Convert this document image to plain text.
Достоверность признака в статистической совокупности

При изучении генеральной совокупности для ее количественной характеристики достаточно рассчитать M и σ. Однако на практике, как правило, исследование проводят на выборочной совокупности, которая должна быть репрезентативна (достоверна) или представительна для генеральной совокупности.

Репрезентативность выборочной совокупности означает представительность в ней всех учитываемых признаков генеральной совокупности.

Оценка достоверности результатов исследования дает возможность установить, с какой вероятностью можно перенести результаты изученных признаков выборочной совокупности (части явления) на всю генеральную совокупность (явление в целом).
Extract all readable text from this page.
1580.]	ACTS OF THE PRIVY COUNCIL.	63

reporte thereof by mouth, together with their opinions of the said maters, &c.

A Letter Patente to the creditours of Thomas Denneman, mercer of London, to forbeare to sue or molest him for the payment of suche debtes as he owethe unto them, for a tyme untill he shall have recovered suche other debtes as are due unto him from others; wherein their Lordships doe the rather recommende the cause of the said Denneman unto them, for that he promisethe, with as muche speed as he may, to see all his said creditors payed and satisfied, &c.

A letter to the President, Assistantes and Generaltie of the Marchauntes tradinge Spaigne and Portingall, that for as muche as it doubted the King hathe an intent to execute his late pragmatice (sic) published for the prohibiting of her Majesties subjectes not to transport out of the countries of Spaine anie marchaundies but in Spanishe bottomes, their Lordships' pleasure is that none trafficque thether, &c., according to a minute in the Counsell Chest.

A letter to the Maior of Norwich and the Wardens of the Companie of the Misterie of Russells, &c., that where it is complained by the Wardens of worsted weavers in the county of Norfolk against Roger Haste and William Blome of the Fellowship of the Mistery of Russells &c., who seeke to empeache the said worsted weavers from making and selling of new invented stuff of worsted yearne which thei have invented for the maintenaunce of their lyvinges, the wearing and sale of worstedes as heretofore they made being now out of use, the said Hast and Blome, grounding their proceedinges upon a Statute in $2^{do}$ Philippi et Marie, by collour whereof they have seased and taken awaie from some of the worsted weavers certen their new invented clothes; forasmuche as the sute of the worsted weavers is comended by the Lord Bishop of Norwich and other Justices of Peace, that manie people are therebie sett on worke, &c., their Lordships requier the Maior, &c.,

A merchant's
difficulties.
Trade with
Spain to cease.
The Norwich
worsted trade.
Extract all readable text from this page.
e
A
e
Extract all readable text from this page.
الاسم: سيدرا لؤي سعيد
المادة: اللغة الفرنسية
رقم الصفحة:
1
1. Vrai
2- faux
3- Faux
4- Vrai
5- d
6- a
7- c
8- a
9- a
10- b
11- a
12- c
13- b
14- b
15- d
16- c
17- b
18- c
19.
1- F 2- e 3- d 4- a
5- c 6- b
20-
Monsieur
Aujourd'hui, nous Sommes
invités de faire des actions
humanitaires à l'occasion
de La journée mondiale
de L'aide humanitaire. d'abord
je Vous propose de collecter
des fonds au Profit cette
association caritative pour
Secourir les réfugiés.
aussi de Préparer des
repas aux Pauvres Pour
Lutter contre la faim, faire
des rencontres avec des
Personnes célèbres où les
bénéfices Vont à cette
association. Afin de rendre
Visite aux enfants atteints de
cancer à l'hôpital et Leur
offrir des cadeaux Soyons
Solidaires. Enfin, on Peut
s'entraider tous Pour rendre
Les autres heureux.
◆ ◆ ◆ ◆ ◆ ◆ ◆
▸ PROBLEM DESCRIPTION
Each entry must be reproduced verbatim.

▸ REPLY
Convert this document image to plain text.
Достоверность признака в статистической совокупности

При изучении генеральной совокупности для ее количественной характеристики достаточно рассчитать M и σ. Однако на практике, как правило, исследование проводят на выборочной совокупности, которая должна быть репрезентативна (достоверна) или представительна для генеральной совокупности.

Репрезентативность выборочной совокупности означает представительность в ней всех учитываемых признаков генеральной совокупности.

Оценка достоверности результатов исследования дает возможность установить, с какой вероятностью можно перенести результаты изученных признаков выборочной совокупности (части явления) на всю генеральную совокупность (явление в целом).
Extract all readable text from this page.
1580.]	ACTS OF THE PRIVY COUNCIL.	63

reporte thereof by mouth, together with their opinions of the said maters, &c.

A Letter Patente to the creditours of Thomas Denneman, mercer of London, to forbeare to sue or molest him for the payment of suche debtes as he owethe unto them, for a tyme untill he shall have recovered suche other debtes as are due unto him from others; wherein their Lordships doe the rather recommende the cause of the said Denneman unto them, for that he promisethe, with as muche speed as he may, to see all his said creditors payed and satisfied, &c.

A letter to the President, Assistantes and Generaltie of the Marchauntes tradinge Spaigne and Portingall, that for as muche as it doubted the King hathe an intent to execute his late pragmatice (sic) published for the prohibiting of her Majesties subjectes not to transport out of the countries of Spaine anie marchaundies but in Spanishe bottomes, their Lordships' pleasure is that none trafficque thether, &c., according to a minute in the Counsell Chest.

A letter to the Maior of Norwich and the Wardens of the Companie of the Misterie of Russells, &c., that where it is complained by the Wardens of worsted weavers in the county of Norfolk against Roger Haste and William Blome of the Fellowship of the Mistery of Russells &c., who seeke to empeache the said worsted weavers from making and selling of new invented stuff of worsted yearne which thei have invented for the maintenaunce of their lyvinges, the wearing and sale of worstedes as heretofore they made being now out of use, the said Hast and Blome, grounding their proceedinges upon a Statute in $2^{do}$ Philippi et Marie, by collour whereof they have seased and taken awaie from some of the worsted weavers certen their new invented clothes; forasmuche as the sute of the worsted weavers is comended by the Lord Bishop of Norwich and other Justices of Peace, that manie people are therebie sett on worke, &c., their Lordships requier the Maior, &c.,

A merchant's
difficulties.
Trade with
Spain to cease.
The Norwich
worsted trade.
Extract all readable text from this page.
e
A
e
Extract all readable text from this page.
الاسم: سيدرا لؤي سعيد
المادة: اللغة الفرنسية
رقم الصفحة:
1
1. Vrai
2- faux
3- Faux
4- Vrai
5- d
6- a
7- c
8- a
9- a
10- b
11- a
12- c
13- b
14- b
15- d
16- c
17- b
18- c
19.
1- F 2- e 3- d 4- a
5- c 6- b
20-
Monsieur
Aujourd'hui, nous Sommes
invités de faire des actions
humanitaires à l'occasion
de La journée mondiale
de L'aide humanitaire. d'abord
je Vous propose de collecter
des fonds au Profit cette
association caritative pour
Secourir les réfugiés.
aussi de Préparer des
repas aux Pauvres Pour
Lutter contre la faim, faire
des rencontres avec des
Personnes célèbres où les
bénéfices Vont à cette
association. Afin de rendre
Visite aux enfants atteints de
cancer à l'hôpital et Leur
offrir des cadeaux Soyons
Solidaires. Enfin, on Peut
s'entraider tous Pour rendre
Les autres heureux.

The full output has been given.